- **Saved entries**:
▽
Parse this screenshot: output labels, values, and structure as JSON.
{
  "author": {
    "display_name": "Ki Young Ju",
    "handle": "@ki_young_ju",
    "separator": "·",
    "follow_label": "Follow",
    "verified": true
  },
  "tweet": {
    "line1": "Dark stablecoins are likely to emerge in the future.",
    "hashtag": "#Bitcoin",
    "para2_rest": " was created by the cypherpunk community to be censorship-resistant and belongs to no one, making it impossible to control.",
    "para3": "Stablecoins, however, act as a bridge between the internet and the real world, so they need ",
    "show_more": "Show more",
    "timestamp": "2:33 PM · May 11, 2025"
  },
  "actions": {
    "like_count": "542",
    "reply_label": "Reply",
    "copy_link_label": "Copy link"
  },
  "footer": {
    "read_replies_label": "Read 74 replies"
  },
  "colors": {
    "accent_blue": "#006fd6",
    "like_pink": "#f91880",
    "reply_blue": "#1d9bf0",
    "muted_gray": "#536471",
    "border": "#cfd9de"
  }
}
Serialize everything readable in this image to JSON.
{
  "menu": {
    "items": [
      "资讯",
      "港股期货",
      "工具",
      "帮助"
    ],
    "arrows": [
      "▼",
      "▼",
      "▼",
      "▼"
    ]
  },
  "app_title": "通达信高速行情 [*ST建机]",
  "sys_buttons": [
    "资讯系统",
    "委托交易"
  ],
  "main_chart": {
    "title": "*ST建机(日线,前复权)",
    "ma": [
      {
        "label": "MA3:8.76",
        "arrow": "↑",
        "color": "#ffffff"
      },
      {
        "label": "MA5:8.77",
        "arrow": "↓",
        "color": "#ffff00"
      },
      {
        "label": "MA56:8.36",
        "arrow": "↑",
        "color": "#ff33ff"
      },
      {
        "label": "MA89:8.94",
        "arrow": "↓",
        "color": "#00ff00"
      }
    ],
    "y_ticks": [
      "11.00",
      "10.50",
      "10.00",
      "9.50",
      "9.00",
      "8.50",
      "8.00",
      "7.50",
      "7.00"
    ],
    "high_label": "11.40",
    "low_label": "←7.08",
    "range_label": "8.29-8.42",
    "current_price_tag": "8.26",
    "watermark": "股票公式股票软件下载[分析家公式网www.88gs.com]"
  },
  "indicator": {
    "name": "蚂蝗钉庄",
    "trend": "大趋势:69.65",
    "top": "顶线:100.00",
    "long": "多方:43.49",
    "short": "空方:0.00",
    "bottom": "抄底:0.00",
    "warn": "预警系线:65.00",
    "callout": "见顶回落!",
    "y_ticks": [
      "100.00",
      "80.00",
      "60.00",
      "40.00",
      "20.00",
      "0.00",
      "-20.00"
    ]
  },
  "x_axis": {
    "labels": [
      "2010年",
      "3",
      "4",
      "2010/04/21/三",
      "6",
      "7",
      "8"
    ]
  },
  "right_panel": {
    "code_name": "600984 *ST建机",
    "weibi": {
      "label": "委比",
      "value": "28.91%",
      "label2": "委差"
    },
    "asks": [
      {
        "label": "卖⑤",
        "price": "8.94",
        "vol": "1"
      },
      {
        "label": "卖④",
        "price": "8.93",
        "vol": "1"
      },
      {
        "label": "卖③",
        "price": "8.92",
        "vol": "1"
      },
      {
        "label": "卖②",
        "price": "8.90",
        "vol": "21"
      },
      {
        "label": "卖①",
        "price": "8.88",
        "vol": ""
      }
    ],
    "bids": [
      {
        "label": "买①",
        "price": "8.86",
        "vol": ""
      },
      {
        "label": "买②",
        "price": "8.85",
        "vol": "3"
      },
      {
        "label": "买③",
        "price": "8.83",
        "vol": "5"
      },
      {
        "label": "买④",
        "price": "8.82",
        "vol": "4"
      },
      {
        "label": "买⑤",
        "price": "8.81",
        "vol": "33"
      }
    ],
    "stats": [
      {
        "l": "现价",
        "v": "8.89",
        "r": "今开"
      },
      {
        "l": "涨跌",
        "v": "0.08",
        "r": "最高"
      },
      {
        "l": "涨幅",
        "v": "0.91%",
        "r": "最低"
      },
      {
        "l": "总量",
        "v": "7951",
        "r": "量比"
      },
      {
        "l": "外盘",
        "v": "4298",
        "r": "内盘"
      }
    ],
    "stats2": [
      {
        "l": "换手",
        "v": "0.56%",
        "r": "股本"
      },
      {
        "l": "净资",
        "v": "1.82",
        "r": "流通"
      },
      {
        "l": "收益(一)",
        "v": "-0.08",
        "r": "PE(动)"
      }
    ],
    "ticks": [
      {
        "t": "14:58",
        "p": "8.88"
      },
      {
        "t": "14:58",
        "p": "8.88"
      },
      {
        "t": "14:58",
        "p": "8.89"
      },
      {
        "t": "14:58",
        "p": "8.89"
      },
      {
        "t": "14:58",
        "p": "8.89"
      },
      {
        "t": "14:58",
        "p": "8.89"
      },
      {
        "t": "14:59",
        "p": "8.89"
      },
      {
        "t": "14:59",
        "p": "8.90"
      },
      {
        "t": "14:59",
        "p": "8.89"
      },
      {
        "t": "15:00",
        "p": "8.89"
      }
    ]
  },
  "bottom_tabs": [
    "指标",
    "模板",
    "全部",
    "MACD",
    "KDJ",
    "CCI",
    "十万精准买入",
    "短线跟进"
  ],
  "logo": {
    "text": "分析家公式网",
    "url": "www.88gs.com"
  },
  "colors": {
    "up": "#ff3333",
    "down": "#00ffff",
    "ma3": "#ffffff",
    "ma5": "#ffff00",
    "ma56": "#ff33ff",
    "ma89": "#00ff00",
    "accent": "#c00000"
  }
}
△
- **WHAT YOU SHOULD DO**: For the entries above, state how many lines contain the word "labels". Provide the number by itself.

- **REPLY TO THE EXERCISE**: 2